> Given request
Extract every entry word for word. Skip the pictures.
===== Data shown =====
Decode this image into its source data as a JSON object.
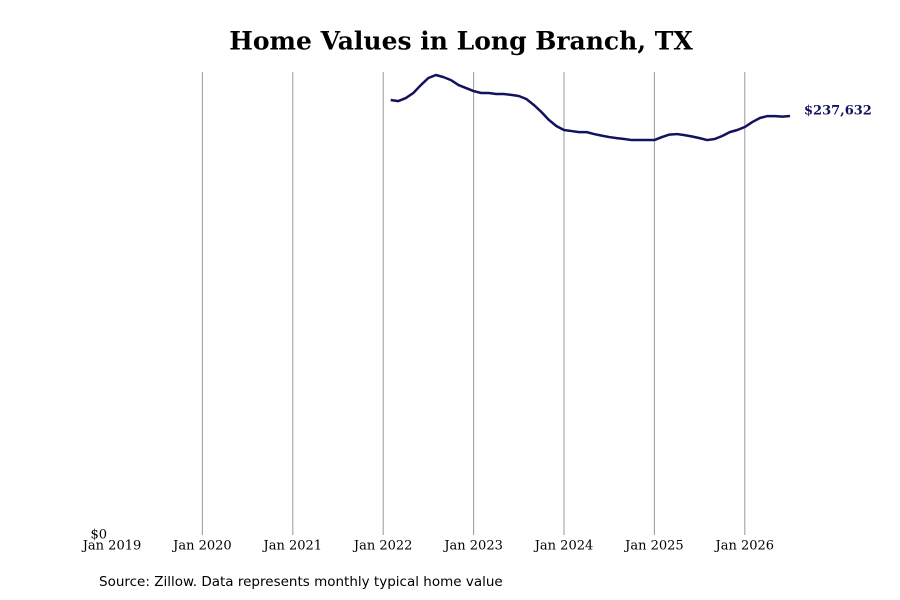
{
  "chart_data": {
    "type": "line",
    "title": "Home Values in Long Branch, TX",
    "source": "Source: Zillow. Data represents monthly typical home value",
    "x": [
      "2022-02",
      "2022-03",
      "2022-04",
      "2022-05",
      "2022-06",
      "2022-07",
      "2022-08",
      "2022-09",
      "2022-10",
      "2022-11",
      "2022-12",
      "2023-01",
      "2023-02",
      "2023-03",
      "2023-04",
      "2023-05",
      "2023-06",
      "2023-07",
      "2023-08",
      "2023-09",
      "2023-10",
      "2023-11",
      "2023-12",
      "2024-01",
      "2024-02",
      "2024-03",
      "2024-04",
      "2024-05",
      "2024-06",
      "2024-07",
      "2024-08",
      "2024-09",
      "2024-10",
      "2024-11",
      "2024-12",
      "2025-01",
      "2025-02",
      "2025-03",
      "2025-04",
      "2025-05",
      "2025-06",
      "2025-07",
      "2025-08",
      "2025-09",
      "2025-10",
      "2025-11",
      "2025-12",
      "2026-01",
      "2026-02",
      "2026-03",
      "2026-04",
      "2026-05",
      "2026-06",
      "2026-07"
    ],
    "series": [
      {
        "name": "Home value",
        "color": "#12125e",
        "values": [
          246700,
          246100,
          247800,
          250700,
          255200,
          259200,
          260900,
          259700,
          258000,
          255200,
          253500,
          251800,
          250700,
          250700,
          250100,
          250100,
          249600,
          249000,
          247300,
          243900,
          239900,
          235400,
          231900,
          229700,
          229100,
          228500,
          228500,
          227400,
          226500,
          225700,
          225100,
          224600,
          224000,
          224000,
          224000,
          224000,
          225700,
          227100,
          227400,
          226800,
          226000,
          225100,
          224000,
          224600,
          226300,
          228500,
          229700,
          231400,
          234200,
          236500,
          237600,
          237600,
          237300,
          237632
        ],
        "value_labels": [
          null,
          null,
          null,
          null,
          null,
          null,
          null,
          null,
          null,
          null,
          null,
          null,
          null,
          null,
          null,
          null,
          null,
          null,
          null,
          null,
          null,
          null,
          null,
          null,
          null,
          null,
          null,
          null,
          null,
          null,
          null,
          null,
          null,
          null,
          null,
          null,
          null,
          null,
          null,
          null,
          null,
          null,
          null,
          null,
          null,
          null,
          null,
          null,
          null,
          null,
          null,
          null,
          null,
          "$237,632"
        ]
      }
    ],
    "xlim": [
      "2019-01",
      "2026-07"
    ],
    "xticks": [
      {
        "value": "2019-01",
        "label": "Jan 2019"
      },
      {
        "value": "2020-01",
        "label": "Jan 2020"
      },
      {
        "value": "2021-01",
        "label": "Jan 2021"
      },
      {
        "value": "2022-01",
        "label": "Jan 2022"
      },
      {
        "value": "2023-01",
        "label": "Jan 2023"
      },
      {
        "value": "2024-01",
        "label": "Jan 2024"
      },
      {
        "value": "2025-01",
        "label": "Jan 2025"
      },
      {
        "value": "2026-01",
        "label": "Jan 2026"
      }
    ],
    "ylim": [
      0,
      262600
    ],
    "yticks": [
      {
        "value": 0,
        "label": "$0"
      }
    ],
    "grid": true
  }
}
=====
> Expected answer
Decode this image into its source data as a JSON object.
{
  "chart_data": {
    "type": "line",
    "title": "Home Values in Long Branch, TX",
    "source": "Source: Zillow. Data represents monthly typical home value",
    "x": [
      "2022-02",
      "2022-03",
      "2022-04",
      "2022-05",
      "2022-06",
      "2022-07",
      "2022-08",
      "2022-09",
      "2022-10",
      "2022-11",
      "2022-12",
      "2023-01",
      "2023-02",
      "2023-03",
      "2023-04",
      "2023-05",
      "2023-06",
      "2023-07",
      "2023-08",
      "2023-09",
      "2023-10",
      "2023-11",
      "2023-12",
      "2024-01",
      "2024-02",
      "2024-03",
      "2024-04",
      "2024-05",
      "2024-06",
      "2024-07",
      "2024-08",
      "2024-09",
      "2024-10",
      "2024-11",
      "2024-12",
      "2025-01",
      "2025-02",
      "2025-03",
      "2025-04",
      "2025-05",
      "2025-06",
      "2025-07",
      "2025-08",
      "2025-09",
      "2025-10",
      "2025-11",
      "2025-12",
      "2026-01",
      "2026-02",
      "2026-03",
      "2026-04",
      "2026-05",
      "2026-06",
      "2026-07"
    ],
    "series": [
      {
        "name": "Home value",
        "color": "#12125e",
        "values": [
          246700,
          246100,
          247800,
          250700,
          255200,
          259200,
          260900,
          259700,
          258000,
          255200,
          253500,
          251800,
          250700,
          250700,
          250100,
          250100,
          249600,
          249000,
          247300,
          243900,
          239900,
          235400,
          231900,
          229700,
          229100,
          228500,
          228500,
          227400,
          226500,
          225700,
          225100,
          224600,
          224000,
          224000,
          224000,
          224000,
          225700,
          227100,
          227400,
          226800,
          226000,
          225100,
          224000,
          224600,
          226300,
          228500,
          229700,
          231400,
          234200,
          236500,
          237600,
          237600,
          237300,
          237632
        ],
        "value_labels": [
          null,
          null,
          null,
          null,
          null,
          null,
          null,
          null,
          null,
          null,
          null,
          null,
          null,
          null,
          null,
          null,
          null,
          null,
          null,
          null,
          null,
          null,
          null,
          null,
          null,
          null,
          null,
          null,
          null,
          null,
          null,
          null,
          null,
          null,
          null,
          null,
          null,
          null,
          null,
          null,
          null,
          null,
          null,
          null,
          null,
          null,
          null,
          null,
          null,
          null,
          null,
          null,
          null,
          "$237,632"
        ]
      }
    ],
    "xlim": [
      "2019-01",
      "2026-07"
    ],
    "xticks": [
      {
        "value": "2019-01",
        "label": "Jan 2019"
      },
      {
        "value": "2020-01",
        "label": "Jan 2020"
      },
      {
        "value": "2021-01",
        "label": "Jan 2021"
      },
      {
        "value": "2022-01",
        "label": "Jan 2022"
      },
      {
        "value": "2023-01",
        "label": "Jan 2023"
      },
      {
        "value": "2024-01",
        "label": "Jan 2024"
      },
      {
        "value": "2025-01",
        "label": "Jan 2025"
      },
      {
        "value": "2026-01",
        "label": "Jan 2026"
      }
    ],
    "ylim": [
      0,
      262600
    ],
    "yticks": [
      {
        "value": 0,
        "label": "$0"
      }
    ],
    "grid": true
  }
}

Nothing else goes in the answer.